* Description of the task:
Show all lines from the listing below that contain "content".

* Rows from a figure dataset:
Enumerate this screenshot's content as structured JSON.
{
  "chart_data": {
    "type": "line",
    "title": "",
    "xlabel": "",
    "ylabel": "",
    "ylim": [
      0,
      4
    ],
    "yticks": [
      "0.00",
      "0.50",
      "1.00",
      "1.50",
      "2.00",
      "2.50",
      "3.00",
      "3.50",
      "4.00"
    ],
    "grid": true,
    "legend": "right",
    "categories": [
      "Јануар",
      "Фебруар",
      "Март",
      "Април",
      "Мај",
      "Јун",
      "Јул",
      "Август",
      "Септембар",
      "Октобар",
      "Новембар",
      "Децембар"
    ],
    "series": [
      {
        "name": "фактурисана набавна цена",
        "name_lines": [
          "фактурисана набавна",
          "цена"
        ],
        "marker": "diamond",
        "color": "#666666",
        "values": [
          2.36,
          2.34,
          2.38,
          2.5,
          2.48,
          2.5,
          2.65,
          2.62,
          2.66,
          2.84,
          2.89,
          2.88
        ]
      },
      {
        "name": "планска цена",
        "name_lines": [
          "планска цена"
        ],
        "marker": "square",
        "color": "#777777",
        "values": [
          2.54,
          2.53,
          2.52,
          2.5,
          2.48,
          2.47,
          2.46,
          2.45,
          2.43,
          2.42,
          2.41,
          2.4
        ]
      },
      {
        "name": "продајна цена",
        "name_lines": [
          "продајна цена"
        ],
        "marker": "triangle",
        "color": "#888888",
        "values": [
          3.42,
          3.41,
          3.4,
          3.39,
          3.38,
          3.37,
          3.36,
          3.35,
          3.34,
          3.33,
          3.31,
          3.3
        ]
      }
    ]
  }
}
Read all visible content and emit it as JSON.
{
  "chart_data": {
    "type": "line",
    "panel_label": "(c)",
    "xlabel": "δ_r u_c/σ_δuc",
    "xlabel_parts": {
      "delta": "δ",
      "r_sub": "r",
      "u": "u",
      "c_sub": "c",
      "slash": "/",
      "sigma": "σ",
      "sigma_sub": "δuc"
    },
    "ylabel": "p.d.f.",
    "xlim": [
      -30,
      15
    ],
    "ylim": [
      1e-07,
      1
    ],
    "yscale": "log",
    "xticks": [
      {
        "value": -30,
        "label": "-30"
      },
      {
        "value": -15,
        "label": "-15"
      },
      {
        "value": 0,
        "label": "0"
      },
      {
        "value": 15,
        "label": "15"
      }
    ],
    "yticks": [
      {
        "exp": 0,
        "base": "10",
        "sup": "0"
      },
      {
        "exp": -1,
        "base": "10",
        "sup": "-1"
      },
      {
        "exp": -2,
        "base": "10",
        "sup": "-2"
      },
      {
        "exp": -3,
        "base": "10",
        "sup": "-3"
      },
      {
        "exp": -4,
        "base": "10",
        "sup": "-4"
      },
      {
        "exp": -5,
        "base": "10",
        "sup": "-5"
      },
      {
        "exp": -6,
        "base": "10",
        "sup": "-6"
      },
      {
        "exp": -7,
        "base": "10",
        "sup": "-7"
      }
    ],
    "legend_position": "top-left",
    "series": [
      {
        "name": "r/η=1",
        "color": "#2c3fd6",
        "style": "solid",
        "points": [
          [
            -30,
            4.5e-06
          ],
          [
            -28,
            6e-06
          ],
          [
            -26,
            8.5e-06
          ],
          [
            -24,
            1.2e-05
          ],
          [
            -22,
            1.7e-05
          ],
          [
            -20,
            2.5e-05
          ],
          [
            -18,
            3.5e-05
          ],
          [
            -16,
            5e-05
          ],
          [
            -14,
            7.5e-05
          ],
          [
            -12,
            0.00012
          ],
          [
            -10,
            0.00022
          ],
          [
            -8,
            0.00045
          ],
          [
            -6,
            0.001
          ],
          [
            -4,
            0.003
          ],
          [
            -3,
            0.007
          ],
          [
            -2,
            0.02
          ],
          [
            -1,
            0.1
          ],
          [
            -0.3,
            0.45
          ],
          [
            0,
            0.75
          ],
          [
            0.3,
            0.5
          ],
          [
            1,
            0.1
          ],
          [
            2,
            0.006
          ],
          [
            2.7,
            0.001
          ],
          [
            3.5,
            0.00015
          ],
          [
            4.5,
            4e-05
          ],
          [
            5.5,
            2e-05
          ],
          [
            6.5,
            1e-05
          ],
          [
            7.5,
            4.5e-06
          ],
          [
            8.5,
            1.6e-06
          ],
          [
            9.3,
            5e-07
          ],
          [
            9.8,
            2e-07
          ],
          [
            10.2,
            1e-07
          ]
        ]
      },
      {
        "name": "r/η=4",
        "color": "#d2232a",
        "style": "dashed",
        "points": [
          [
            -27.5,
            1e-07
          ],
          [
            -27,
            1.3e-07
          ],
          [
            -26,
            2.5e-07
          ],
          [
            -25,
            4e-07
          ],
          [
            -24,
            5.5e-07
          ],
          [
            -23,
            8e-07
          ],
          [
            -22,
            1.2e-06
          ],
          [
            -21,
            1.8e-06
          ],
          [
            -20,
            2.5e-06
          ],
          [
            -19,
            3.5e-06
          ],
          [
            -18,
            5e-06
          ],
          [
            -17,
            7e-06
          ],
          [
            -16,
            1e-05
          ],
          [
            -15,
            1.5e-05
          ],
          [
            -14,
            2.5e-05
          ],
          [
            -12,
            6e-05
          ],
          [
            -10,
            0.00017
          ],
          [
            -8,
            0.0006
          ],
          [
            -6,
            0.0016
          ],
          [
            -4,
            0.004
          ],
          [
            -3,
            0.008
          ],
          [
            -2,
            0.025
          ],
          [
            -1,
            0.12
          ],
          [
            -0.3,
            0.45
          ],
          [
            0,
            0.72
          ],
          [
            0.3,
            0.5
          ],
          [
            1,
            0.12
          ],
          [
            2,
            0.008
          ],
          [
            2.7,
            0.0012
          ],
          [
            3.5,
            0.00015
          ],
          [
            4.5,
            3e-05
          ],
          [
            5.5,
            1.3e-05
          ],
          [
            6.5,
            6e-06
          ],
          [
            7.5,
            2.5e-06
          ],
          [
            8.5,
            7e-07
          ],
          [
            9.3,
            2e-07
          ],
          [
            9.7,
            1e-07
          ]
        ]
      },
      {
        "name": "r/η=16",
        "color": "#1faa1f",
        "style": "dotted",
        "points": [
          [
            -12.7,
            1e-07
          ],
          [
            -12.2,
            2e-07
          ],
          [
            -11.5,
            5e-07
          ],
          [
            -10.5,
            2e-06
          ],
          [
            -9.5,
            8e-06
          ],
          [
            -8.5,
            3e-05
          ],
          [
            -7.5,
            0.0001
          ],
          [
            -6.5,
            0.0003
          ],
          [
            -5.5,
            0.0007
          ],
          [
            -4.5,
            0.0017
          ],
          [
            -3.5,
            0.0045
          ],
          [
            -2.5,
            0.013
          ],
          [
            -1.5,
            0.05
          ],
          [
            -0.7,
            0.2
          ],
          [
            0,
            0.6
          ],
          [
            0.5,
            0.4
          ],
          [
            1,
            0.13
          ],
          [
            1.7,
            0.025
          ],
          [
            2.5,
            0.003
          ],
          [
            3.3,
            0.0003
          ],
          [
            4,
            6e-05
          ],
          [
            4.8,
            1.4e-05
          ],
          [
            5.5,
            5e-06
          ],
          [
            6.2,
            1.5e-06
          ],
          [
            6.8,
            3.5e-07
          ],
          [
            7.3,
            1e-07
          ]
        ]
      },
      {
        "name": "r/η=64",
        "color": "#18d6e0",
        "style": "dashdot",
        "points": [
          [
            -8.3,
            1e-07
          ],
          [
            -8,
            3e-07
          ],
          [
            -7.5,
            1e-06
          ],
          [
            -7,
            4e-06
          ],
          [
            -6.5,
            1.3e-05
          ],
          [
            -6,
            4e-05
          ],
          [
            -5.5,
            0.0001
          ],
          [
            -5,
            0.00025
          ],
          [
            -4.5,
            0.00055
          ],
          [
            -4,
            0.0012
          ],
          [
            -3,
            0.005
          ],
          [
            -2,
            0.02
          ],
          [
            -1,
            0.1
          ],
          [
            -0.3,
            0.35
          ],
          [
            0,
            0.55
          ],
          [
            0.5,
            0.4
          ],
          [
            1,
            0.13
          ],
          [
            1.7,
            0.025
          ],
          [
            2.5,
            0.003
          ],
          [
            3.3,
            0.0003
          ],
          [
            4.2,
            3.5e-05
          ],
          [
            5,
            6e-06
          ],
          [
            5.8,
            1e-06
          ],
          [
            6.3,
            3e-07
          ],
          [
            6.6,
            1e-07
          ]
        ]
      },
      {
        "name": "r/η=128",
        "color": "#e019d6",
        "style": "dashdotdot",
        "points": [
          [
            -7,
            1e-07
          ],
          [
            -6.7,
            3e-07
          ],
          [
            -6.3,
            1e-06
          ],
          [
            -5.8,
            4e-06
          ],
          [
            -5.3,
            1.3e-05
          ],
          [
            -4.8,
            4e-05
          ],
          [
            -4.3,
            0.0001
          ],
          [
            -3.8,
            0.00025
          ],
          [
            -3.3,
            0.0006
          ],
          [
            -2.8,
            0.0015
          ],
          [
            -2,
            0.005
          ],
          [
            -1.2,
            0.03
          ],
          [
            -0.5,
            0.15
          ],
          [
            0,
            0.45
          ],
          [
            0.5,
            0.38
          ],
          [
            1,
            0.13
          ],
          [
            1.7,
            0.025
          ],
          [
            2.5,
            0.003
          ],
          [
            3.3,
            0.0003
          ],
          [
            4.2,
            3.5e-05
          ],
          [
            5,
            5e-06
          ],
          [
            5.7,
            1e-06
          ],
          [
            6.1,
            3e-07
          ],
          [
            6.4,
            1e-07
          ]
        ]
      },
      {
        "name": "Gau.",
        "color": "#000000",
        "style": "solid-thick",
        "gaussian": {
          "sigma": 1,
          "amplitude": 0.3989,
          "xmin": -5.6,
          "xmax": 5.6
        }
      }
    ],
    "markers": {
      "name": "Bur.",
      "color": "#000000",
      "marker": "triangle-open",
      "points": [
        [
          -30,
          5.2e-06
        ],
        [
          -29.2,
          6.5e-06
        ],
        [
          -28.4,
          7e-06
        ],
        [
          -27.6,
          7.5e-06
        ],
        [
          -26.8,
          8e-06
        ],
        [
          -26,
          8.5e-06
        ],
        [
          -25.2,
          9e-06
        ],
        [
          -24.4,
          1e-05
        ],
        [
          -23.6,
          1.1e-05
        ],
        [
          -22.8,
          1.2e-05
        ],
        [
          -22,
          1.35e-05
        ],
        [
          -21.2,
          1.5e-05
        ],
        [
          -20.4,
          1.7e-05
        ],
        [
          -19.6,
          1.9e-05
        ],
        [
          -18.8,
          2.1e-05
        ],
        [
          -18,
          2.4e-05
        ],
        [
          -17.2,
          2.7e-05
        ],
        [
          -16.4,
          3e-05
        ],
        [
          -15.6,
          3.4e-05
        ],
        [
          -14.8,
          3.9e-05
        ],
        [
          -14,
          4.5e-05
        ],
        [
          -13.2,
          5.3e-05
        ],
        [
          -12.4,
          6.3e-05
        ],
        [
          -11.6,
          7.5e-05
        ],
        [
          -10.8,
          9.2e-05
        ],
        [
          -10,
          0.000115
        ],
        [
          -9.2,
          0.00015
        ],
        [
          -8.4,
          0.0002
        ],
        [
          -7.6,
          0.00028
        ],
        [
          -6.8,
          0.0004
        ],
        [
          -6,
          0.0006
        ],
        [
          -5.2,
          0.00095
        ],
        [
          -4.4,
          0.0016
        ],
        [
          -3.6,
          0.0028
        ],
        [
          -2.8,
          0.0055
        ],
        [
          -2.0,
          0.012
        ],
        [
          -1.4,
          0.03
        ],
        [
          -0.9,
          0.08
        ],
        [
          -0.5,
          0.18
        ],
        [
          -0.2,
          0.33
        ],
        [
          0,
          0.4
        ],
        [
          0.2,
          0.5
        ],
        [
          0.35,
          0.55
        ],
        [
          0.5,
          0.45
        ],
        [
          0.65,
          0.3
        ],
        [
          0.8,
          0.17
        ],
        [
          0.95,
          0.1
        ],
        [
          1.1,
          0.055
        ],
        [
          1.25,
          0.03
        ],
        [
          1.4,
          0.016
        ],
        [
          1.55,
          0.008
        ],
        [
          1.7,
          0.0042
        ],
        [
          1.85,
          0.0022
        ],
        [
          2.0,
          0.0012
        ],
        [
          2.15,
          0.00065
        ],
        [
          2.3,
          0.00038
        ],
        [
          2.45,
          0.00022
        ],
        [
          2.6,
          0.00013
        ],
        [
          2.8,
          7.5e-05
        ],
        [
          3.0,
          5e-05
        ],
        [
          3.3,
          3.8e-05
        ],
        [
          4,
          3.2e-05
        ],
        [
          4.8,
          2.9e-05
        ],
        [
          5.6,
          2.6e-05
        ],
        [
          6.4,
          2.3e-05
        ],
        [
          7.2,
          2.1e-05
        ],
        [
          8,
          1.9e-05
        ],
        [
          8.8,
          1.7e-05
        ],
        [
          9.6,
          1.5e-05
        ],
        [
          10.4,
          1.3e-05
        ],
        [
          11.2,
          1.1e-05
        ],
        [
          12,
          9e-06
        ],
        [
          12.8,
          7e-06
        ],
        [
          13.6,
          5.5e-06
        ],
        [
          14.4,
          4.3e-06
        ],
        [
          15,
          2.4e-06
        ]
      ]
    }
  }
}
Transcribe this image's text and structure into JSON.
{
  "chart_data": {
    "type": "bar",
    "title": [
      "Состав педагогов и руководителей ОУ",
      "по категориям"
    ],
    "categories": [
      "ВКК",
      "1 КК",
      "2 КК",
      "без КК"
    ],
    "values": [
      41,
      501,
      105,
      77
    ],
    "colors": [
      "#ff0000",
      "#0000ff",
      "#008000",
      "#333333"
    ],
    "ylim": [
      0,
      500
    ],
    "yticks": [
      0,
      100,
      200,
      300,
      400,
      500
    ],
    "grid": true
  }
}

* Response:
Enumerate this screenshot's content as structured JSON.
Read all visible content and emit it as JSON.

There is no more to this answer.